(Tasks)
1. Reproduce the passage of the forum comment on outliers between "To add a little" and "actually quite hard.", inclusive.
2. Write the next part of the forum comment on defining outliers, picking up after its final sentence.

(Extract to read)
━━━━━━━━━━

@Jerome Baum's comment is spot on. To bring the Gelman quote here:
Outlier detection can be a good thing. The problem is that
non-statisticians seem to like to latch on to the word “outlier”
without trying to think at all about the process that creates the
outlier, also some textbooks have rules that look stupid to
statisticians such as myself, rules such as labeling something as an
outlier if it more than some number of sd’s from the median, or
whatever. The concept of an outlier is useful but I think it requires
context—if you label something as an outlier, you want to try to get
some sense of why you think that.
To add a little bit more, how about we first define outlier. Try to do so rigorously without referring to anything visual like "looks like it's far away from other points". It's actually quite hard.

━━━━━━━━━━

Page layout parsing data

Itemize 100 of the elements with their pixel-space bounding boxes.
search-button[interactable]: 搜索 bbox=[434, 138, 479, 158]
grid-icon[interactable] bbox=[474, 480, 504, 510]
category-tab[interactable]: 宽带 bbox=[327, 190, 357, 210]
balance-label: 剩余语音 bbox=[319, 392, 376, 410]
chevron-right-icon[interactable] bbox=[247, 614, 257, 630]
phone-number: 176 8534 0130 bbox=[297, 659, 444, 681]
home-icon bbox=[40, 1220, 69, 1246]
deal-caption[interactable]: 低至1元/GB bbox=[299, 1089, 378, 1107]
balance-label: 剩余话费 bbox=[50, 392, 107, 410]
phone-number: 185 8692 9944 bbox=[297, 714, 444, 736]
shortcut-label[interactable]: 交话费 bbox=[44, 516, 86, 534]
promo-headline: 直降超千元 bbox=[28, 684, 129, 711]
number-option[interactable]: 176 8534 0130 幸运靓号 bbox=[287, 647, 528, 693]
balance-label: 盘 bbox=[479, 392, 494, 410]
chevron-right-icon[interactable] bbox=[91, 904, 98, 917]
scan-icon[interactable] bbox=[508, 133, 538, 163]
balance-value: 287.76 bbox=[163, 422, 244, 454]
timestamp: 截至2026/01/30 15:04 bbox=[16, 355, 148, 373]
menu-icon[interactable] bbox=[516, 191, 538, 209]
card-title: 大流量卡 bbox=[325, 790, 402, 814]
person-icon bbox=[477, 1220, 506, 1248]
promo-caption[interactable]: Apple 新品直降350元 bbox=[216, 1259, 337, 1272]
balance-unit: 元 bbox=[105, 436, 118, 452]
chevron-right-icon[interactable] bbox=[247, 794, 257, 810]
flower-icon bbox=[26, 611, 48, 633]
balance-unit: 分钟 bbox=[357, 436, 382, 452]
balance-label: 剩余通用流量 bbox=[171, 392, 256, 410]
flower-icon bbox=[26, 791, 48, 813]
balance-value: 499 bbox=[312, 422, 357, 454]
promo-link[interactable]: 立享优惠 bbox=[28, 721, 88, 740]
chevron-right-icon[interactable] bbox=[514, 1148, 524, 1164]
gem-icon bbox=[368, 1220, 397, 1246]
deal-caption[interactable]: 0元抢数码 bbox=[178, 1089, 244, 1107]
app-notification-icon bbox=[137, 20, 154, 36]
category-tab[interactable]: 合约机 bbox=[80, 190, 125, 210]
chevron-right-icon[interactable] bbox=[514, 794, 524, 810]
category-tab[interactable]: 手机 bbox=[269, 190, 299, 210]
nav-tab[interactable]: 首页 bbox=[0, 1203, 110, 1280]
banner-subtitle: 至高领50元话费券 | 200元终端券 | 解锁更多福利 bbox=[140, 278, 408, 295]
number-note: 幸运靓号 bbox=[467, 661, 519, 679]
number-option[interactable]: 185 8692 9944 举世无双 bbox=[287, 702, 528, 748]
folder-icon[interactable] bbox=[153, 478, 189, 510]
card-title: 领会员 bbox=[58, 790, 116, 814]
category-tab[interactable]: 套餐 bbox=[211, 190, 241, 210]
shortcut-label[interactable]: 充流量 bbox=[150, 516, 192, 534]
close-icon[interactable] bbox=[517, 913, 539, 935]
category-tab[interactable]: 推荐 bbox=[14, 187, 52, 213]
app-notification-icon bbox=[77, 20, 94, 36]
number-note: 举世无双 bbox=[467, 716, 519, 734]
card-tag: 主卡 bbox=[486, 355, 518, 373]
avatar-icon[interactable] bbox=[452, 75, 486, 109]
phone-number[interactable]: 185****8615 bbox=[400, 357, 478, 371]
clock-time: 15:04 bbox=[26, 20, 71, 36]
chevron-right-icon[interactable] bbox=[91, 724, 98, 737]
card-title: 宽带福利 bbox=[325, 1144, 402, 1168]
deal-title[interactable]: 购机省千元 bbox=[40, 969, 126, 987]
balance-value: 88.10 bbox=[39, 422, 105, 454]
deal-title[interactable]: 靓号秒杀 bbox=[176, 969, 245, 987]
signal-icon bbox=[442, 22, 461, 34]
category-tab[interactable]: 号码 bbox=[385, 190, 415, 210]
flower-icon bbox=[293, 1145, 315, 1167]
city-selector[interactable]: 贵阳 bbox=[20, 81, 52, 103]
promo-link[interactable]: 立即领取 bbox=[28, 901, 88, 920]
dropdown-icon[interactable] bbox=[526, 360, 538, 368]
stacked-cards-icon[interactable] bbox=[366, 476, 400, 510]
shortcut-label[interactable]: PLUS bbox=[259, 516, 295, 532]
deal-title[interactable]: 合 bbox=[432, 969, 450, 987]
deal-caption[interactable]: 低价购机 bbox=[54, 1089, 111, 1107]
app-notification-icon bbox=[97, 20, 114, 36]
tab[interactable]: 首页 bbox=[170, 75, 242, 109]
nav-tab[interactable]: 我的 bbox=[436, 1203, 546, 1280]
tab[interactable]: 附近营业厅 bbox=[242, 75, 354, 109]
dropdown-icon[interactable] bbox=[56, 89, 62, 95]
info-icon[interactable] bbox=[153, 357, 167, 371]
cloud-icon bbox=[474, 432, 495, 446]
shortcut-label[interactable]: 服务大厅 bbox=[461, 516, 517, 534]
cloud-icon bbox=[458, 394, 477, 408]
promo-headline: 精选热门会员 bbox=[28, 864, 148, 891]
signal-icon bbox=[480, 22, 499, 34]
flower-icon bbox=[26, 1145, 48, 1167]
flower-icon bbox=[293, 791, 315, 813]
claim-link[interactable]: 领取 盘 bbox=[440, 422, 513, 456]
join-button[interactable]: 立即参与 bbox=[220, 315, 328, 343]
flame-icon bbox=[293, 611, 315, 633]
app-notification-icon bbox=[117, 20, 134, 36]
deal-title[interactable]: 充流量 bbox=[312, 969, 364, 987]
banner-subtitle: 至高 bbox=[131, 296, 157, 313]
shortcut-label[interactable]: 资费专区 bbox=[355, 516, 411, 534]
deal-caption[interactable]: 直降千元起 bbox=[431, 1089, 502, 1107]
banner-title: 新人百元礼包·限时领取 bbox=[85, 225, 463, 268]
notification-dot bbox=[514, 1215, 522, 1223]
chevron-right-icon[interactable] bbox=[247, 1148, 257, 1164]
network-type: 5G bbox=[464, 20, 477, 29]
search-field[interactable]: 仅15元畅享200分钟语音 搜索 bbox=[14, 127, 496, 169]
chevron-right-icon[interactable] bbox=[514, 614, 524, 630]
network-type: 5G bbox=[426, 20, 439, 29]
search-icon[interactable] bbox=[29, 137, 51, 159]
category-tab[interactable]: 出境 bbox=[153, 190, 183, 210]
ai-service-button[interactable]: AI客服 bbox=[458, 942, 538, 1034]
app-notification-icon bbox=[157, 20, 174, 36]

━━━━━━━━━━

(Answers to the exercises)
1.
To add a little bit more, how about we first define outlier. Try to do so rigorously without referring to anything visual like "looks like it's far away from other points". It's actually quite hard.

2.
I'd say that an outlier is a point that is highly unlikely given a model of how points are generated. In most situations, people don't actually have a model of how the points are generated, or if they do it is so over-simplified as to be wrong much of the time. So, as Andrew says, people will do things like assume that some kind of Gaussian process is generating points and so if a point is more than a certain number of SD's from the mean, it's an outlier. Mathematically convenient, not so principled.
And we haven't even gotten into what people do with outliers once they are identified. Most people want to throw these inconvenient points away, for example. In many cases, it's the outliers that lead to breakthroughs and discoveries, not the non-outliers!
There's a lot of ad-hoc'ery in outlier detection, as practiced by non-statisticians, and Andrew is uncomfortable with that.